**WRITTEN INSTRUCTION:** Copy every line of the records below word for word, leaving out the pictures.

**DATA FOR PROCESSING:**
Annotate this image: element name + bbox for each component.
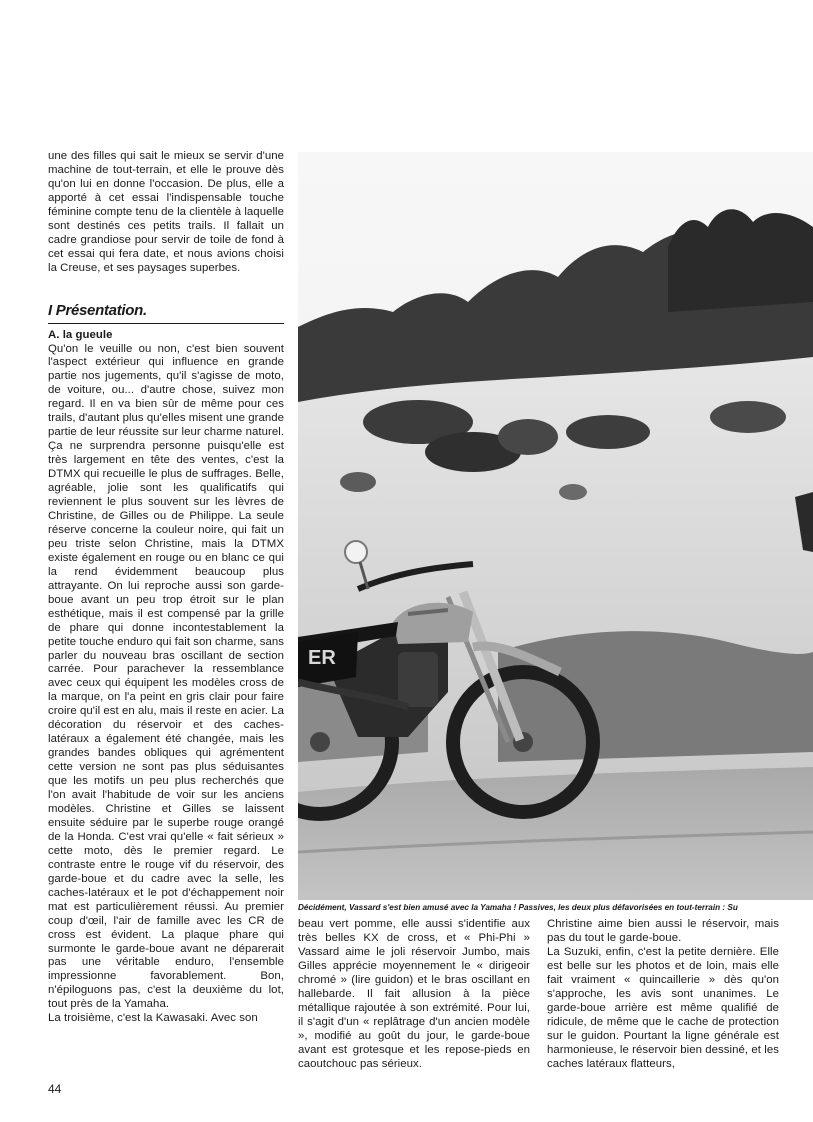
side-cover-label: ER xyxy=(308,647,336,669)
photo-caption: Décidément, Vassard s'est bien amusé avec la Yamaha ! Passives, les deux plus défavorisées en tout-terrain : Su xyxy=(298,903,738,912)
section-divider xyxy=(48,323,284,324)
section-title: I Présentation. xyxy=(48,301,147,319)
motorcycle-photo xyxy=(298,152,813,900)
text-column-2 xyxy=(298,918,530,1071)
column2-paragraph: beau vert pomme, elle aussi s'identifie aux très belles KX de cross, et « Phi-Phi » Vassard aime le joli réservoir Jumbo, mais Gilles apprécie moyennement le « dirigeoir chromé » (lire guidon) et le bras oscillant en hallebarde. Il fait allusion à la pièce métallique rajoutée à son extrémité. Pour lui, il s'agit d'un « replâtrage d'un ancien modèle », modifié au goût du jour, le garde-boue avant est grotesque et les repose-pieds en caoutchouc pas sérieux. xyxy=(298,918,530,1070)
body-paragraph: Qu'on le veuille ou non, c'est bien souvent l'aspect extérieur qui influence en grande partie nos jugements, qu'il s'agisse de moto, de voiture, ou... d'autre chose, suivez mon regard. Il en va bien sûr de même pour ces trails, d'autant plus qu'elles misent une grande partie de leur réussite sur leur charme naturel. Ça ne surprendra personne puisqu'elle est très largement en tête des ventes, c'est la DTMX qui recueille le plus de suffrages. Belle, agréable, jolie sont les qualificatifs qui reviennent le plus souvent sur les lèvres de Christine, de Gilles ou de Philippe. La seule réserve concerne la couleur noire, qui fait un peu triste selon Christine, mais la DTMX existe également en rouge ou en blanc ce qui la rend évidemment beaucoup plus attrayante. On lui reproche aussi son garde-boue avant un peu trop étroit sur le plan esthétique, mais il est compensé par la grille de phare qui donne incontestablement la petite touche enduro qui fait son charme, sans parler du nouveau bras oscillant de section carrée. Pour parachever la ressemblance avec ceux qui équipent les modèles cross de la marque, on l'a peint en gris clair pour faire croire qu'il est en alu, mais il reste en acier. La décoration du réservoir et des caches-latéraux a également été changée, mais les grandes bandes obliques qui agrémentent cette version ne sont pas plus séduisantes que les motifs un peu plus recherchés que l'on avait l'habitude de voir sur les anciens modèles. Christine et Gilles se laissent ensuite séduire par le superbe rouge orangé de la Honda. C'est vrai qu'elle « fait sérieux » cette moto, dès le premier regard. Le contraste entre le rouge vif du réservoir, des garde-boue et du cadre avec la selle, les caches-latéraux et le pot d'échappement noir mat est particulièrement réussi. Au premier coup d'œil, l'air de famille avec les CR de cross est évident. La plaque phare qui surmonte le garde-boue avant ne déparerait pas une véritable enduro, l'ensemble impressionne favorablement. Bon, n'épiloguons pas, c'est la deuxième du lot, tout près de la Yamaha. xyxy=(48,342,284,1011)
subsection-title: A. la gueule xyxy=(48,328,113,341)
page-number: 44 xyxy=(48,1082,62,1096)
text-column-1 xyxy=(48,150,284,1026)
intro-paragraph: une des filles qui sait le mieux se servir d'une machine de tout-terrain, et elle le prouve dès qu'on lui en donne l'occasion. De plus, elle a apporté à cet essai l'indispensable touche féminine compte tenu de la clientèle à laquelle sont destinés ces petits trails. Il fallait un cadre grandiose pour servir de toile de fond à cet essai qui fera date, et nous avions choisi la Creuse, et ses paysages superbes. xyxy=(48,150,285,274)
closing-line: La troisième, c'est la Kawasaki. Avec son xyxy=(48,1012,258,1025)
column3-paragraph-1: Christine aime bien aussi le réservoir, mais pas du tout le garde-boue. xyxy=(547,918,779,944)
column3-paragraph-2: La Suzuki, enfin, c'est la petite dernière. Elle est belle sur les photos et de loin, mais elle fait vraiment « quincaillerie » dès qu'on s'approche, les avis sont unanimes. Le garde-boue arrière est même qualifié de ridicule, de même que le cache de protection sur le guidon. Pourtant la ligne générale est harmonieuse, le réservoir bien dessiné, et les caches latéraux flatteurs, xyxy=(547,945,779,1070)
text-column-3 xyxy=(547,918,779,1071)
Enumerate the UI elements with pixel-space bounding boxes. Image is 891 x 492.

**REPLY:**
Annotate this image: element name + bbox for each component.
side-cover-label: ER xyxy=(308,647,336,669)
photo-caption: Décidément, Vassard s'est bien amusé avec la Yamaha ! Passives, les deux plus défavorisées en tout-terrain : Su xyxy=(298,903,738,912)
section-divider xyxy=(48,323,284,324)
section-title: I Présentation. xyxy=(48,301,147,319)
motorcycle-photo xyxy=(298,152,813,900)
text-column-2 xyxy=(298,918,530,1071)
column2-paragraph: beau vert pomme, elle aussi s'identifie aux très belles KX de cross, et « Phi-Phi » Vassard aime le joli réservoir Jumbo, mais Gilles apprécie moyennement le « dirigeoir chromé » (lire guidon) et le bras oscillant en hallebarde. Il fait allusion à la pièce métallique rajoutée à son extrémité. Pour lui, il s'agit d'un « replâtrage d'un ancien modèle », modifié au goût du jour, le garde-boue avant est grotesque et les repose-pieds en caoutchouc pas sérieux. xyxy=(298,918,530,1070)
body-paragraph: Qu'on le veuille ou non, c'est bien souvent l'aspect extérieur qui influence en grande partie nos jugements, qu'il s'agisse de moto, de voiture, ou... d'autre chose, suivez mon regard. Il en va bien sûr de même pour ces trails, d'autant plus qu'elles misent une grande partie de leur réussite sur leur charme naturel. Ça ne surprendra personne puisqu'elle est très largement en tête des ventes, c'est la DTMX qui recueille le plus de suffrages. Belle, agréable, jolie sont les qualificatifs qui reviennent le plus souvent sur les lèvres de Christine, de Gilles ou de Philippe. La seule réserve concerne la couleur noire, qui fait un peu triste selon Christine, mais la DTMX existe également en rouge ou en blanc ce qui la rend évidemment beaucoup plus attrayante. On lui reproche aussi son garde-boue avant un peu trop étroit sur le plan esthétique, mais il est compensé par la grille de phare qui donne incontestablement la petite touche enduro qui fait son charme, sans parler du nouveau bras oscillant de section carrée. Pour parachever la ressemblance avec ceux qui équipent les modèles cross de la marque, on l'a peint en gris clair pour faire croire qu'il est en alu, mais il reste en acier. La décoration du réservoir et des caches-latéraux a également été changée, mais les grandes bandes obliques qui agrémentent cette version ne sont pas plus séduisantes que les motifs un peu plus recherchés que l'on avait l'habitude de voir sur les anciens modèles. Christine et Gilles se laissent ensuite séduire par le superbe rouge orangé de la Honda. C'est vrai qu'elle « fait sérieux » cette moto, dès le premier regard. Le contraste entre le rouge vif du réservoir, des garde-boue et du cadre avec la selle, les caches-latéraux et le pot d'échappement noir mat est particulièrement réussi. Au premier coup d'œil, l'air de famille avec les CR de cross est évident. La plaque phare qui surmonte le garde-boue avant ne déparerait pas une véritable enduro, l'ensemble impressionne favorablement. Bon, n'épiloguons pas, c'est la deuxième du lot, tout près de la Yamaha. xyxy=(48,342,284,1011)
subsection-title: A. la gueule xyxy=(48,328,113,341)
page-number: 44 xyxy=(48,1082,62,1096)
text-column-1 xyxy=(48,150,284,1026)
intro-paragraph: une des filles qui sait le mieux se servir d'une machine de tout-terrain, et elle le prouve dès qu'on lui en donne l'occasion. De plus, elle a apporté à cet essai l'indispensable touche féminine compte tenu de la clientèle à laquelle sont destinés ces petits trails. Il fallait un cadre grandiose pour servir de toile de fond à cet essai qui fera date, et nous avions choisi la Creuse, et ses paysages superbes. xyxy=(48,150,285,274)
closing-line: La troisième, c'est la Kawasaki. Avec son xyxy=(48,1012,258,1025)
column3-paragraph-1: Christine aime bien aussi le réservoir, mais pas du tout le garde-boue. xyxy=(547,918,779,944)
column3-paragraph-2: La Suzuki, enfin, c'est la petite dernière. Elle est belle sur les photos et de loin, mais elle fait vraiment « quincaillerie » dès qu'on s'approche, les avis sont unanimes. Le garde-boue arrière est même qualifié de ridicule, de même que le cache de protection sur le guidon. Pourtant la ligne générale est harmonieuse, le réservoir bien dessiné, et les caches latéraux flatteurs, xyxy=(547,945,779,1070)
text-column-3 xyxy=(547,918,779,1071)
Enumerate the UI elements with pixel-space bounding boxes. Image is 891 x 492.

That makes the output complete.